### Task to carry out
Can you copy the material from its first line through the line containing "section-number: 一、 xyxy=(145,240,202,271)", swapping "subsection-text" for "subsection-body" and leaving everything else unchanged?

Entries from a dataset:
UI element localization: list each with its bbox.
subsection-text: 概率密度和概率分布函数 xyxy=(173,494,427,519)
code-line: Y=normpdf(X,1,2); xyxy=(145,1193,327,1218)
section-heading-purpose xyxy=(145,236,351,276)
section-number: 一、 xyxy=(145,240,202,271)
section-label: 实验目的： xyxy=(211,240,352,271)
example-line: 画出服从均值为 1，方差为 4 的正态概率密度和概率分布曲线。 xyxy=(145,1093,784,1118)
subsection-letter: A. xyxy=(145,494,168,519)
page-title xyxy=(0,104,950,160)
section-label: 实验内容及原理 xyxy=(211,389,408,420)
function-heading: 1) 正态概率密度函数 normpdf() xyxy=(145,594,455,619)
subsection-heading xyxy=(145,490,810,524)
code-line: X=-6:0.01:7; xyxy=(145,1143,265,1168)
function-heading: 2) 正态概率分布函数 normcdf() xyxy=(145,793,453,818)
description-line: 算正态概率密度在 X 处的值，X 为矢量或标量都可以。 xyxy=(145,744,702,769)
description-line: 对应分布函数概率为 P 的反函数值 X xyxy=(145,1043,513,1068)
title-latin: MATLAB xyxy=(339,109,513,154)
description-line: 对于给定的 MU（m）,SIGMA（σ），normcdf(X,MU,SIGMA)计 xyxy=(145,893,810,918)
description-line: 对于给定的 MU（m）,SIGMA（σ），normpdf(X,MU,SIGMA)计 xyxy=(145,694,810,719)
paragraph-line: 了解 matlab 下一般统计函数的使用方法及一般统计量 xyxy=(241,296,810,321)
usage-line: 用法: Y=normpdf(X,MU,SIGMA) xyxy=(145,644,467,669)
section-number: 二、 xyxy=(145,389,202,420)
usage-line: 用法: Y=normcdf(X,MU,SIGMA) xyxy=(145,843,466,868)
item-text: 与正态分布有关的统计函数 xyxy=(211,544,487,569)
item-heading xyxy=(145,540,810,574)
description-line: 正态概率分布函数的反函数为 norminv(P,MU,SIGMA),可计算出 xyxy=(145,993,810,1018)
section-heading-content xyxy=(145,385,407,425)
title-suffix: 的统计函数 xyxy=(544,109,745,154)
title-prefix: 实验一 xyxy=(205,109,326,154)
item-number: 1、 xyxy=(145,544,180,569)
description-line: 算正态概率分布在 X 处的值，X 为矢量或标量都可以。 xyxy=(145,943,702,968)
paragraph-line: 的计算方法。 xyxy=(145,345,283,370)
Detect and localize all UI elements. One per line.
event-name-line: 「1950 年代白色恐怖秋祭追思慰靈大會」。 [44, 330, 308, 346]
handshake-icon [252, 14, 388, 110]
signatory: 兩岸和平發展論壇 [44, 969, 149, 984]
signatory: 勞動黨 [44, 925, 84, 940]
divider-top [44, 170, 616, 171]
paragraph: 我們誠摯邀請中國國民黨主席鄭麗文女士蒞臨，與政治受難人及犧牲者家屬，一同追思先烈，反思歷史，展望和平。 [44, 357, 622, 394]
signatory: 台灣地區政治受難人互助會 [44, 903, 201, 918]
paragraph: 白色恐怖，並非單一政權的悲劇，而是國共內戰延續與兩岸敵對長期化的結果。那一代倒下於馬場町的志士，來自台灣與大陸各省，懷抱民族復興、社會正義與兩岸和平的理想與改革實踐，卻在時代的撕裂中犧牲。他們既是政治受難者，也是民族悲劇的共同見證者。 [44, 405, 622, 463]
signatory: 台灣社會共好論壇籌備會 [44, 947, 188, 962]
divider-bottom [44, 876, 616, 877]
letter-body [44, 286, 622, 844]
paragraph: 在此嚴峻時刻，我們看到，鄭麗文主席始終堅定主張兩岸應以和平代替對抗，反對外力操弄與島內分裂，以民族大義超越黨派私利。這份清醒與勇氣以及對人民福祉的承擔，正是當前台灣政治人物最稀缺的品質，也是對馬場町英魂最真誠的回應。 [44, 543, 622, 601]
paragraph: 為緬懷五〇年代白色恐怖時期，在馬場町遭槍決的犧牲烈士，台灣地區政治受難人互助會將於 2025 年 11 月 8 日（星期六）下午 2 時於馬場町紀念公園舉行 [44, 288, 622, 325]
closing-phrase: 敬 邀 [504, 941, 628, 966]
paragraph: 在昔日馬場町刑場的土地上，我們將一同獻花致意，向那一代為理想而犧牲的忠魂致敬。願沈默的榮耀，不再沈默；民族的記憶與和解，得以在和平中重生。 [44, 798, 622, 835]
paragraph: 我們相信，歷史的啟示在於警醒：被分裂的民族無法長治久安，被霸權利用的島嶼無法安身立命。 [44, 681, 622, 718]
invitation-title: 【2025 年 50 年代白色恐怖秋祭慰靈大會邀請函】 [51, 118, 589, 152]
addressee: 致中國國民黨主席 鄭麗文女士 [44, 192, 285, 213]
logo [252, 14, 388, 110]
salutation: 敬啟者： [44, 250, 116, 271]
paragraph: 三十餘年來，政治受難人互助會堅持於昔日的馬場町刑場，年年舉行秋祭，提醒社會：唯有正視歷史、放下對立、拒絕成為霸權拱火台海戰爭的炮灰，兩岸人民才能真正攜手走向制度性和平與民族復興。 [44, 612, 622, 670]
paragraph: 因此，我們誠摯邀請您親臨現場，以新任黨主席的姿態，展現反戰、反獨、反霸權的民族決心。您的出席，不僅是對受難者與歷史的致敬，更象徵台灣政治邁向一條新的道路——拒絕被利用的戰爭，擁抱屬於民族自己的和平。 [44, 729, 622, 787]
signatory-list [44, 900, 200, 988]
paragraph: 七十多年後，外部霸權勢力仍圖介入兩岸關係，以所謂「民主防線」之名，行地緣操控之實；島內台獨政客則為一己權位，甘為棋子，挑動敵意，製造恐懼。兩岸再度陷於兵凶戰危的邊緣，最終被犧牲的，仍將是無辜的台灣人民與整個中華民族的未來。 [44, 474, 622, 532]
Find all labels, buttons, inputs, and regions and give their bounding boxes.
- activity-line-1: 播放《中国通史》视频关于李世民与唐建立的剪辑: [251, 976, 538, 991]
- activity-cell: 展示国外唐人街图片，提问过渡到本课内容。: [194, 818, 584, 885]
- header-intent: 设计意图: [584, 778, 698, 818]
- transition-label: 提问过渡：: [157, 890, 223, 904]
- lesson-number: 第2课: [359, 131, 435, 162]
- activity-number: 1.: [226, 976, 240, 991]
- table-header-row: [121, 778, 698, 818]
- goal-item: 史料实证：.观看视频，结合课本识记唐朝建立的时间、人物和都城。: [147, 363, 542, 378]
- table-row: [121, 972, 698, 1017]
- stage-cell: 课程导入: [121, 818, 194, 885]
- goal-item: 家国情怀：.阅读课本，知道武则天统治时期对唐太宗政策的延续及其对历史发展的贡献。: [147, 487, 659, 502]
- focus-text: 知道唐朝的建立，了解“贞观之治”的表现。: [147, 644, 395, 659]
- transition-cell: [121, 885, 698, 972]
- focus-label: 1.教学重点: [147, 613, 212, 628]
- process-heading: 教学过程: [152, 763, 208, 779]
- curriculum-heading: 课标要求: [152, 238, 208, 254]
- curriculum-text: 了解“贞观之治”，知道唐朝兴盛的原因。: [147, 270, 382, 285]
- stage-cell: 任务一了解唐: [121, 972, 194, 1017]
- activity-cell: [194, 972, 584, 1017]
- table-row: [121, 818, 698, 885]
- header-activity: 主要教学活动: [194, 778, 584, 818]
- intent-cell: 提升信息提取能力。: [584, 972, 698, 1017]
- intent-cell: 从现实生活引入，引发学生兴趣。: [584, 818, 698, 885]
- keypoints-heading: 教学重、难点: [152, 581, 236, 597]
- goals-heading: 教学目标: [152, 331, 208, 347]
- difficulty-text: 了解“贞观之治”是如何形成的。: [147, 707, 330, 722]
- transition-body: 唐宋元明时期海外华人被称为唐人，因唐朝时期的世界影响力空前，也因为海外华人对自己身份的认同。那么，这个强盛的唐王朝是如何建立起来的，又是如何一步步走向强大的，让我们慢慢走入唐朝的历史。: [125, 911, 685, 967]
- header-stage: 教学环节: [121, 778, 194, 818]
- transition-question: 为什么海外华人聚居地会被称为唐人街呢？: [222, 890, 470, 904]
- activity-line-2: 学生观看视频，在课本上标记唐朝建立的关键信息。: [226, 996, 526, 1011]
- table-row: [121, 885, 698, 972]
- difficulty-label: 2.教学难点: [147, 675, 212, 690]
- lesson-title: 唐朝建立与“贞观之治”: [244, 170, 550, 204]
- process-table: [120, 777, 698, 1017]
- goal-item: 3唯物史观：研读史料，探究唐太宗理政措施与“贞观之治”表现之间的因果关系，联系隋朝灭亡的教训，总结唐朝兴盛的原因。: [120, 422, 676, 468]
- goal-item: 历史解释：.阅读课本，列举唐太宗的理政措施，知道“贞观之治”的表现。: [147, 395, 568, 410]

### Answer to this task
UI element localization: list each with its bbox.
subsection-body: 概率密度和概率分布函数 xyxy=(173,494,427,519)
code-line: Y=normpdf(X,1,2); xyxy=(145,1193,327,1218)
section-heading-purpose xyxy=(145,236,351,276)
section-number: 一、 xyxy=(145,240,202,271)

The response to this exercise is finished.